Request: Of all the lines in the data below, how many contain "tuần"? Report that number alone.

Dataset excerpt
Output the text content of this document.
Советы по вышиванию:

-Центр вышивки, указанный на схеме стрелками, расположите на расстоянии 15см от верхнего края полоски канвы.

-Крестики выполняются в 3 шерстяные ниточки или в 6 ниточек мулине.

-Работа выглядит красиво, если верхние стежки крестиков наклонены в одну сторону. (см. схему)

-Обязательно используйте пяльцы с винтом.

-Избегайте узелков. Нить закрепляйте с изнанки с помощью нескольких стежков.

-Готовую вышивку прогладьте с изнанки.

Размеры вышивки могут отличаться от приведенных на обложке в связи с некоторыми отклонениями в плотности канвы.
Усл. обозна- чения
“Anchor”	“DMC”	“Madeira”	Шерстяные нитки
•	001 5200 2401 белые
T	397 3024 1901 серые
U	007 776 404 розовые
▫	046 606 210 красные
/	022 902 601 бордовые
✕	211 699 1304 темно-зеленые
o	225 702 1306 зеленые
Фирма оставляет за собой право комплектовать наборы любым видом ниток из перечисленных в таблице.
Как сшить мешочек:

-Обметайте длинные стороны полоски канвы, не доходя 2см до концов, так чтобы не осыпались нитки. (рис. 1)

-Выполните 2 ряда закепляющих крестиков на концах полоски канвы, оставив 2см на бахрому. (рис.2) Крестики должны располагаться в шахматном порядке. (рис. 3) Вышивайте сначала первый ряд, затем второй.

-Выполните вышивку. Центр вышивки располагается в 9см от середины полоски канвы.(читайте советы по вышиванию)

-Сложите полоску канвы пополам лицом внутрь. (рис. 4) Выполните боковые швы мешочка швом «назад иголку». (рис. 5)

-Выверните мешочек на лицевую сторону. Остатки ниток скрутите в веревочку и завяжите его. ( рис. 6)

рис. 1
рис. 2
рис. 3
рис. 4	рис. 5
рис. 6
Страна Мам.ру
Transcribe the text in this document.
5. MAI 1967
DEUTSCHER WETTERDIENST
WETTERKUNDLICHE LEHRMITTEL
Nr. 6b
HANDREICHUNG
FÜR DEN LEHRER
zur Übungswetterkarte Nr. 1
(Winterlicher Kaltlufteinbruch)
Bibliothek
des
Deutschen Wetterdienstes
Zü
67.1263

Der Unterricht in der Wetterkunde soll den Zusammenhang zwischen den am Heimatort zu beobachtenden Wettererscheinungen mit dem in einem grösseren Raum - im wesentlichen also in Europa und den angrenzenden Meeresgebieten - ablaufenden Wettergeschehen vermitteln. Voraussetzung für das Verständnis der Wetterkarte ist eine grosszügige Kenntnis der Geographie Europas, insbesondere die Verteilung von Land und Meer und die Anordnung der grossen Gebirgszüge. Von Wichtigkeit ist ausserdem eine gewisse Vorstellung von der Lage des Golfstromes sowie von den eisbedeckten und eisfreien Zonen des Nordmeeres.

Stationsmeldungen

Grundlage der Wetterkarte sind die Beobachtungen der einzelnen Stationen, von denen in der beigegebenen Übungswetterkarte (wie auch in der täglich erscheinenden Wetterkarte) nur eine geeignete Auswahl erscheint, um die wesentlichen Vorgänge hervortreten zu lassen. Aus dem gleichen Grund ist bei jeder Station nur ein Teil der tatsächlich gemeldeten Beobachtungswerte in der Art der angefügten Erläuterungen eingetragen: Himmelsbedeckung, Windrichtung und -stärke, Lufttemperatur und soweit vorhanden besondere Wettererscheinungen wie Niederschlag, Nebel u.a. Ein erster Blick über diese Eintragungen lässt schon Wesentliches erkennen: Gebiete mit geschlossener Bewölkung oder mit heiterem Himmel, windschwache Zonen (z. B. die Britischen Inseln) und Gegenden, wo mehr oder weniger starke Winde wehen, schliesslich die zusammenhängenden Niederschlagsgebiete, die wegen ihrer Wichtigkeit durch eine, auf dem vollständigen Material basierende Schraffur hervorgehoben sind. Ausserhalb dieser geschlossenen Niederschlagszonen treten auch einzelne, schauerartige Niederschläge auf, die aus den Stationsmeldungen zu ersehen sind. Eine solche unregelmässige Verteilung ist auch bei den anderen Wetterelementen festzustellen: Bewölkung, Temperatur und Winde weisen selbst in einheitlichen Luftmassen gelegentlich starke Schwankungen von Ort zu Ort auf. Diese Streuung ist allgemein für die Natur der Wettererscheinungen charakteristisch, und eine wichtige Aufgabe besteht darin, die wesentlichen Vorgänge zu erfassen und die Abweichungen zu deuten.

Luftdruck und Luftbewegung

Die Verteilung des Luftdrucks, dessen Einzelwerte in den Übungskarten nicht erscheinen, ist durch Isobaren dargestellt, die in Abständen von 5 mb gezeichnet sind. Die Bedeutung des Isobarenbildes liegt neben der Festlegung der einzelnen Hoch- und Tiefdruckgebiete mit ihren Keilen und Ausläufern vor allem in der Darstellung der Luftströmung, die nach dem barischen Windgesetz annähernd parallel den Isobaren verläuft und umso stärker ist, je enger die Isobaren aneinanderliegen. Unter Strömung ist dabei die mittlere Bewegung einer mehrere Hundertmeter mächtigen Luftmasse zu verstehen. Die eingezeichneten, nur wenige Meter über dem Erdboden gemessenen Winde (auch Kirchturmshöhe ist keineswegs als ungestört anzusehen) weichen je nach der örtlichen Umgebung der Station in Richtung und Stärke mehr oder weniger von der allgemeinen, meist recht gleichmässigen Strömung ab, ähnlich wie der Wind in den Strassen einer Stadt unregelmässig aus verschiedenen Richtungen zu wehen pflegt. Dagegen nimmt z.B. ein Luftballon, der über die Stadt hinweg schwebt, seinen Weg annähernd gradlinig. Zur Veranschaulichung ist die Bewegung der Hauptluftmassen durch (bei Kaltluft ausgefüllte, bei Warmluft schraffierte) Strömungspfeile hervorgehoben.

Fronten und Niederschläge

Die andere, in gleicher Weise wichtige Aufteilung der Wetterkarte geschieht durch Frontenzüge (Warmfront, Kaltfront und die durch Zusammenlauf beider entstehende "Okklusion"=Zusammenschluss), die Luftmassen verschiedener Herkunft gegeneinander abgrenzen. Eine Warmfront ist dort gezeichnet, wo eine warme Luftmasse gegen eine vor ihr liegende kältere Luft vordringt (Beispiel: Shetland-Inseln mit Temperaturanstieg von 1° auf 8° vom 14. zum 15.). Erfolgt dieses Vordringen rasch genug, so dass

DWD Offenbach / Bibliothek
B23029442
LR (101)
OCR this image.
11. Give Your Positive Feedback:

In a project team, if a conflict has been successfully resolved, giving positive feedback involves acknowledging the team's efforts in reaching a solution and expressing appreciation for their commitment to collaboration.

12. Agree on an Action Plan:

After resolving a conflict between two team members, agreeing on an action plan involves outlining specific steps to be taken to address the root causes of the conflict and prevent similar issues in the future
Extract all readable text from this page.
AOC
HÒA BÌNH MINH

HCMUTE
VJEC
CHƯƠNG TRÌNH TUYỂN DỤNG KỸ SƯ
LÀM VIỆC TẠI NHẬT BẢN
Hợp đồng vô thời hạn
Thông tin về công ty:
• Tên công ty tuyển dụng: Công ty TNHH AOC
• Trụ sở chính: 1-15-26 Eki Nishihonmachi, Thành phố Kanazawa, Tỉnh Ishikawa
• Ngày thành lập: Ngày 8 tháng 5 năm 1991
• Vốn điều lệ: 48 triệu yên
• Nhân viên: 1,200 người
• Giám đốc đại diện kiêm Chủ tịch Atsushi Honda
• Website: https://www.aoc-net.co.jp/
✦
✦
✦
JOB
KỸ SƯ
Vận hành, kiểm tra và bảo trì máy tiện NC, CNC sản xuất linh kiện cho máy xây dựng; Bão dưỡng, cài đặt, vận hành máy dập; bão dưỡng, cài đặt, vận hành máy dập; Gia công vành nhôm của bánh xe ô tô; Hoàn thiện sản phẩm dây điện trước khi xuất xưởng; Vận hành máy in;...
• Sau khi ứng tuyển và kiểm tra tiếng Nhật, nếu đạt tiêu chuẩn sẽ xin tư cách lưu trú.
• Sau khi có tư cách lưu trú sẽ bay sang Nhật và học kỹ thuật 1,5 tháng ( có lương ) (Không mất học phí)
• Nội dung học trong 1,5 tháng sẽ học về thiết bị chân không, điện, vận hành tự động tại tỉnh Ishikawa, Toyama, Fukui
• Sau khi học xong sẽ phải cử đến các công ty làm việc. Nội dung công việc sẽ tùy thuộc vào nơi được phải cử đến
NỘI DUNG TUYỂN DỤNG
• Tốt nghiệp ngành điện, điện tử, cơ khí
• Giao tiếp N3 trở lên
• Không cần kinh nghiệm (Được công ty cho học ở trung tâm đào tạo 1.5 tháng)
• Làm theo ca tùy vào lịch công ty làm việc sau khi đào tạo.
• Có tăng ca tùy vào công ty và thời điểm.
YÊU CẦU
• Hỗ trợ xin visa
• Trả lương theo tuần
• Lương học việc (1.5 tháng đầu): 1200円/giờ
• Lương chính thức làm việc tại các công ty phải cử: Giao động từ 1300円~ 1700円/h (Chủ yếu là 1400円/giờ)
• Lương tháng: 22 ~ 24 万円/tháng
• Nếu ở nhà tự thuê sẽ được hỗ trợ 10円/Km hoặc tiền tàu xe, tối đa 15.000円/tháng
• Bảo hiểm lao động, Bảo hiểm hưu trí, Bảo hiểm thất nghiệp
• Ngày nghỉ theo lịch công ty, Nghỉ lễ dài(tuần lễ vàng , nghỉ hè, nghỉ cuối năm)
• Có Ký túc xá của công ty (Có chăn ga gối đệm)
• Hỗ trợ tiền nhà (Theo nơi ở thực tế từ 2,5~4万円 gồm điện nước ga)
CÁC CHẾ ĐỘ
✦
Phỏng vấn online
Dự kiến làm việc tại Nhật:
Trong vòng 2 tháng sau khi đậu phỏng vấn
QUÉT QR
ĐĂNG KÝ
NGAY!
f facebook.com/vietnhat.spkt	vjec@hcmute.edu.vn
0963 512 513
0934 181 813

Exercise output: 2